Nota do Instituto Alfa e Beto:
Este artigo foi publicado originalmente no jornal O Estado de S. Paulo
O título deste artigo remete a tema que merece a imediata reflexão do novo ministro da Educação, Renato Janine Ribeiro. Faço a indagação e ouso eu mesmo antecipar a resposta: Não. Vejamos o porquê.
O Plano Nacional da Educação (PNE) é fruto de um longo processo de consulta pública. Para bom entendedor, isso significa um processo capitaneado por certos grupos com interesses bem específicos. Trata-se de mais um caso de sucesso do corporativismo tutelado. As corporações, unidas, jamais serão vencidas. Este lema continua vivo. A cultura da educação, no Brasil, tem significado que dá a pensar. A educação é tudo para todos – menos para o aluno.
Das 20 metas do Plano, 18 preveem expansão de oferta em todos os níveis, com quantitativos inatingíveis. O PNE preserva a tradição brasileira de expansão sem qualidade, inaugurada na década de 60 e que confunde política educacional com mero crescimento: mais, mais e mais, e achei foi pouco.
A intenção subjacente às várias metas do PNE é promover a equidade e melhorar a qualidade. Seria injusto afirmar, portanto, que as metas do plano são apenas quantitativas ou visam apenas aumentar vagas e salários. Só que o dinheiro, ao término, é todo gasto com os “mais e mais”, sobrando pouco ou nada para promover a melhoria da qualidade. Sabemos que não se muda a educação por decreto. Leis como a do PNE podem piorar o que já é ruim. Temos exemplos recentes de políticas econômicas equivocadas que nos levaram à crise econômica atual.
Cabe então, nesse momento, sr. Ministro, o exame de exemplos de como a eventual implementação do PNE poderá piorar a educação.
Comecemos pelos recursos, os famosos 10% do PIB. Em tempo de crise, isso equivale a falar de corda em casa de enforcado. Jogar mais dinheiro na educação sem antes corrigir as ineficiências gritantes do setor só aumentará os custos e não assegurará nenhuma melhoria de qualidade.
Continuemos com os recursos: aos custos atuais, somente a expansão prevista para a oferta de vagas nas universidades públicas já consumiria a maior parte dos supostos recursos adicionais. Como ficaria o resto? Quem está cuidando de fazer as contas?
Mais sobre recursos: a ideia de pagar aos professores salários compatíveis com o mercado de trabalho é um bom começo. Mas fazer isso sem antes levar em conta o atual excesso de professores das redes públicas (quase o dobro do que seria necessário), a redução do crescimento demográfico, o aumento dos custos dos inativos e a proposta de expansão do tempo integral – capciosamente denominada de educação integral – só terá um desfecho. Engessar ainda mais os orçamentos.
E nada garante que isso contribuirá para atrair jovens talentosos para o magistério. Além disso, não há espaço para contemplar redução de custos do ensino com a implementação eficiente de novas tecnologias. Para não sair do tópico: não existe nenhuma evidência de que professores com títulos de pós-graduação promovam a melhoria do desempenho dos alunos. Mas isso irá onerar em 25% ou mais a folha de pagamentos.

--- Itens fornecidos ---

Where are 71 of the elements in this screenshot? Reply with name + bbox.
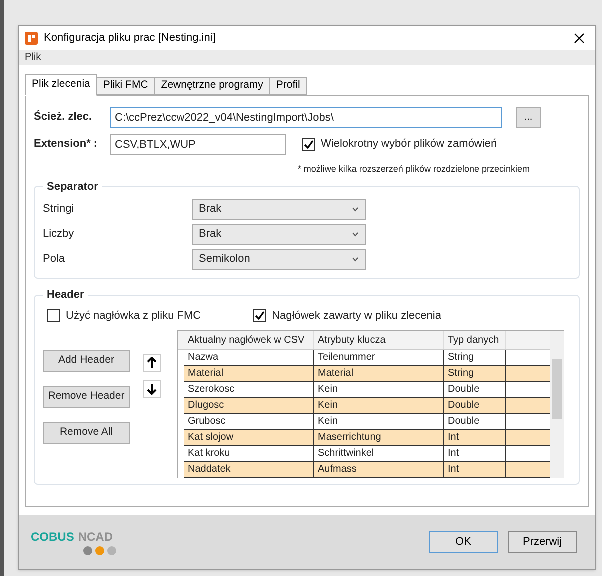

---

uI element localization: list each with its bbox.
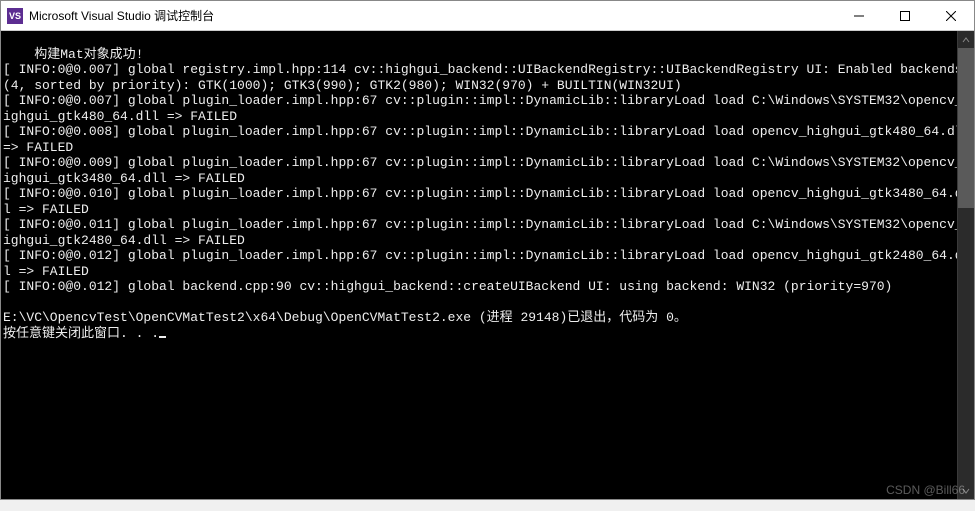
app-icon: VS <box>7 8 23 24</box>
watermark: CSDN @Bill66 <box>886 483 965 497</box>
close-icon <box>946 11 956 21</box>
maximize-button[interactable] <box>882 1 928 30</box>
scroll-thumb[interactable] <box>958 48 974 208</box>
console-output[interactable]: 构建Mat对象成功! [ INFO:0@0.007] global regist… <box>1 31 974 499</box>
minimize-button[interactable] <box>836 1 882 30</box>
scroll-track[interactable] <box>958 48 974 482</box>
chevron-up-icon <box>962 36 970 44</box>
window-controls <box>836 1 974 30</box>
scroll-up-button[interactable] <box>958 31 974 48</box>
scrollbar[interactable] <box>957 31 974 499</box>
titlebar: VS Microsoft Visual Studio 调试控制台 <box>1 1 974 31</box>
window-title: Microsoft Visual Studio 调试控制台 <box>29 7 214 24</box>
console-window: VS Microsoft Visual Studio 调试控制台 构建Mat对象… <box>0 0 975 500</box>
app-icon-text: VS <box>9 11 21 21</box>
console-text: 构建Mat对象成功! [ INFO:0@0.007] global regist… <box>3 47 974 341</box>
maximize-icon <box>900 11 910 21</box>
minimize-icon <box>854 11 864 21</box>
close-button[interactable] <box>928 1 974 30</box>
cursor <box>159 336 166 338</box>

--- Tarefa ---
Dê continuidade ao artigo sobre o Plano Nacional da Educação a partir do ponto em que ele termina. Os itens não têm nenhum papel aqui.

--- Resultado ---
Deixando o terreno dos recursos e entrando na seara das promessas, temos outro cardápio indigesto para avaliar – e este trata mais diretamente de questões substantivas.
Para quem gosta de se autoiludir, o PNE propõe extinguir o analfabetismo adulto e reduzir para 50% o analfabetismo funcional. Alguém já viu o resultado dos bilhões de reais investidos no programa de Educação de Jovens e Adultos (EJA) nos últimos 10 anos? Com menos de 15% de taxa de conclusão, seria o EJA o melhor parceiro para promover cursos de formação profissional? O fracasso do PRONATEC e da proposta de Ensino Médio concomitante não bastariam para alertar sobre as formas erradas de promover a formação profissional?
No mesmo PNE coloca-se como meta alfabetizar as crianças até o final do 3º ano, o que reflete total descompromisso com uma educação de qualidade. O que faz no 2º e no 3º anos um aluno que ainda não aprendeu a ler e a escrever? E qual a razão para, de fato, deixar de alfabetizar – e bem – as crianças no 1º ano? Alguém quer se aventurar a responder?
E por aí vai. Além das 20 metas, o PNE detalha mais de duas centenas de submetas, todas caminhando na mesma direção e contemplando os interesses dos vários grupos envolvidos na elaboração do Plano. Já há instituições se preparando para acompanhar a evolução das metas! Nesse mundo tem gosto para tudo.
Mas se a história é boa mestra, pouco ou nada disso que está no PNE vai acontecer. Se acontecer, contudo, não será isso que vai melhorar a educação. Por que é possível ter tanta certeza nesse sentido?
Há duas razões fortes para descrer na ineficácia do PNE. A primeira é que não existe relação conhecida entre o que está proposto na lei e as evidências sobre o que funciona no caminho da melhoria da educação. A segunda é que na história da educação e das reformas educativas dos países com bom desempenho na área, a trilha seguida tem sido muito diferente. Menos do que metas, o que há são instituições sólidas, políticas consistentes e mecanismos sociais de pressão para que haja educação de qualidade. E tudo isso, para acontecer, precisa repousar numa cultura da educação e uma cultura da escola que sejam compartilhadas pela sociedade. Esse elo ficou perdido.
O Brasil gosta de correr, não tem paciência para planejar, para fazer uma coisa bem feita de cada vez. Quem tem pressa come cru. Ou, para quem tem gosto mais requintado, vale a advertência de Santo Agostinho: bene curris sed extra viam – você corre bem, mas na pista errada.